• [WRITTEN EXERCISE] Report how many lines contain "Setting"; state the number and nothing else.

Dataset records:
· · · ·

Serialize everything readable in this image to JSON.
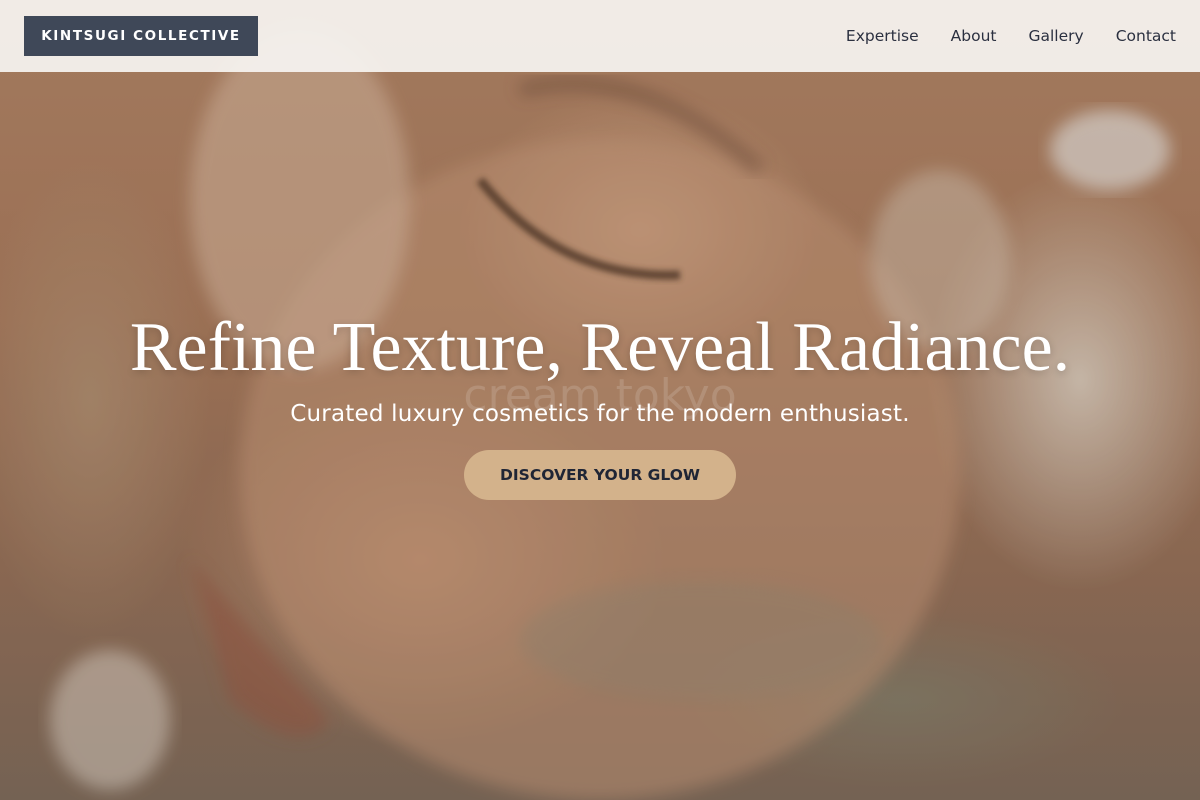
{
  "header": {
    "logo_text": "KINTSUGI COLLECTIVE",
    "nav": [
      {
        "label": "Expertise"
      },
      {
        "label": "About"
      },
      {
        "label": "Gallery"
      },
      {
        "label": "Contact"
      }
    ]
  },
  "hero": {
    "title": "Refine Texture, Reveal Radiance.",
    "subtitle": "Curated luxury cosmetics for the modern enthusiast.",
    "cta_label": "DISCOVER YOUR GLOW",
    "watermark_text": "cream tokyo"
  },
  "colors": {
    "logo_bg": "#3f4858",
    "cta_bg": "#d3b28b",
    "nav_text": "#2b3040",
    "header_bg": "#f6f4f1"
  }
}
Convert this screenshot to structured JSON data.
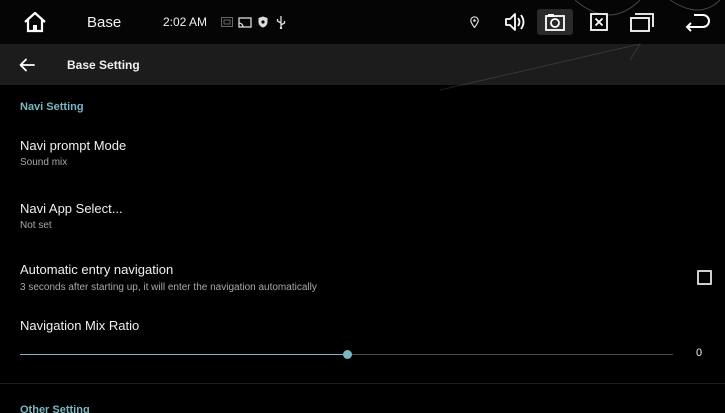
{
  "statusbar": {
    "app_name": "Base",
    "time": "2:02 AM"
  },
  "appbar": {
    "title": "Base Setting"
  },
  "navi_section": {
    "header": "Navi Setting",
    "items": [
      {
        "title": "Navi prompt Mode",
        "subtitle": "Sound mix"
      },
      {
        "title": "Navi App Select...",
        "subtitle": "Not set"
      },
      {
        "title": "Automatic entry navigation",
        "subtitle": "3 seconds after starting up, it will enter the navigation automatically",
        "checked": false
      }
    ],
    "mix_ratio": {
      "title": "Navigation Mix Ratio",
      "value_label": "0",
      "fill_fraction": 0.5
    }
  },
  "other_section": {
    "header": "Other Setting"
  },
  "colors": {
    "accent": "#7ab8c0",
    "background": "#000000",
    "appbar": "#1c1c1c"
  }
}
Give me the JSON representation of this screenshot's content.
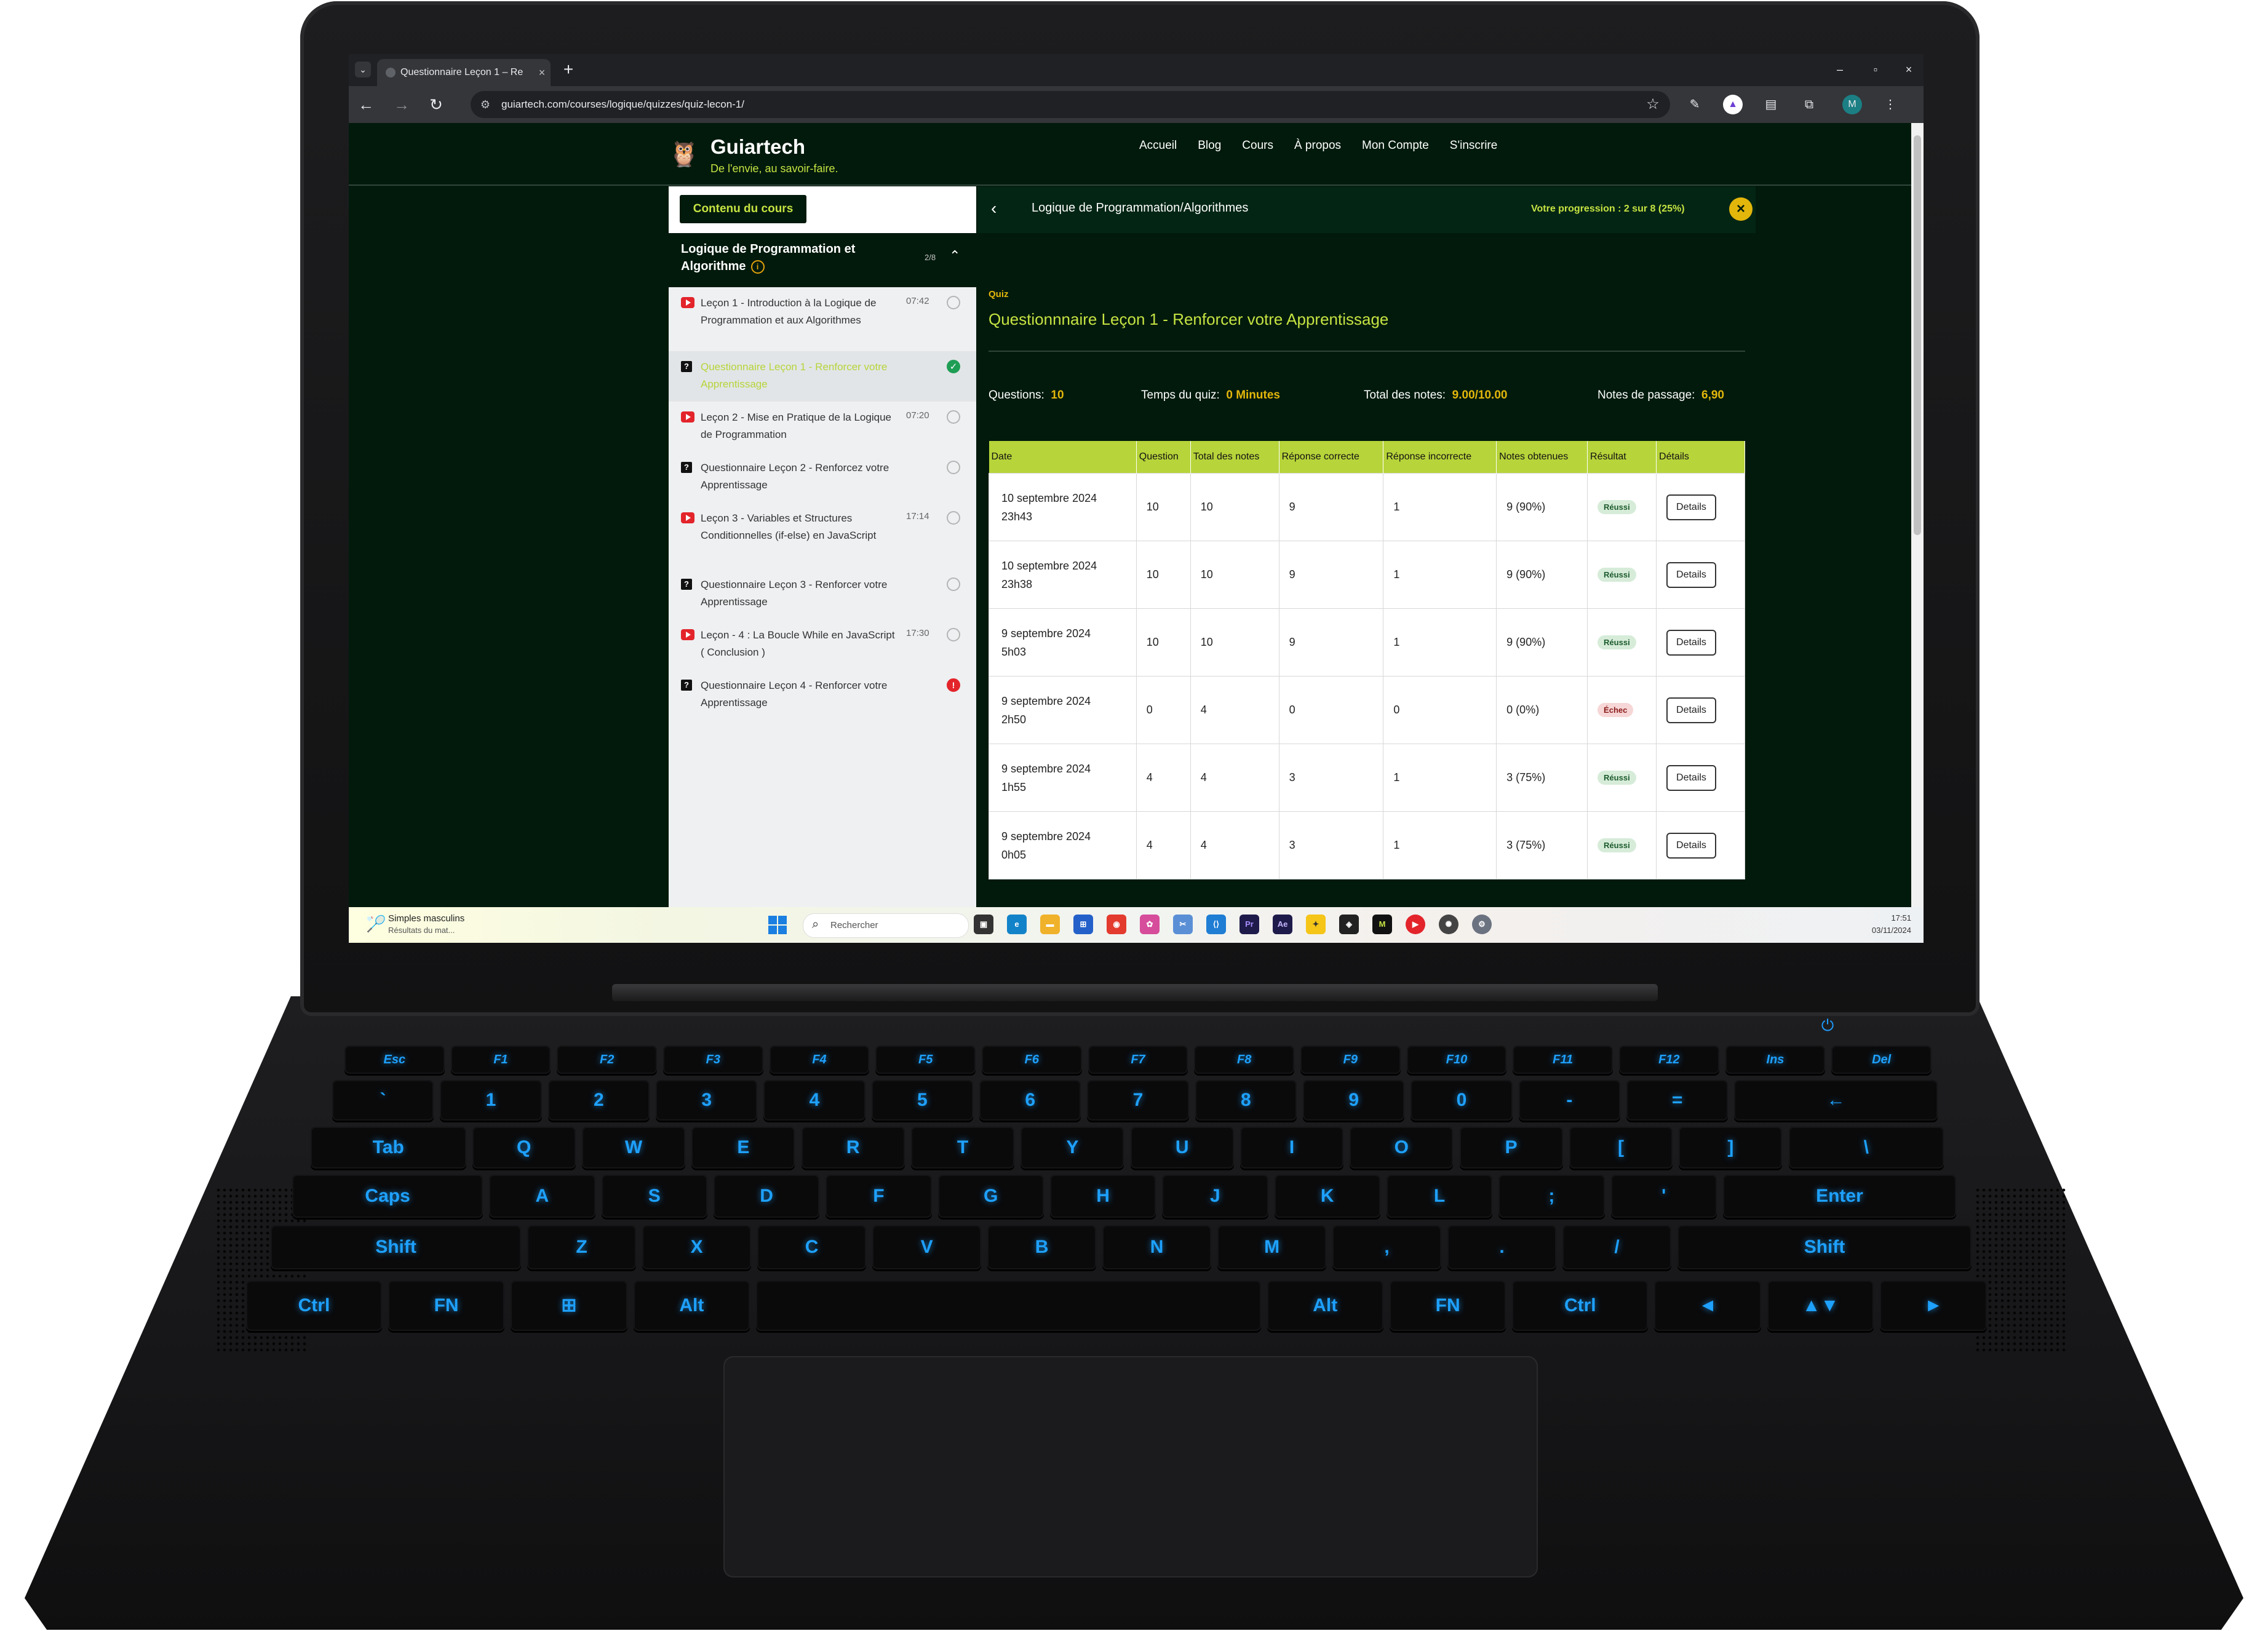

· · · ·

• [THE SOLUTION] 3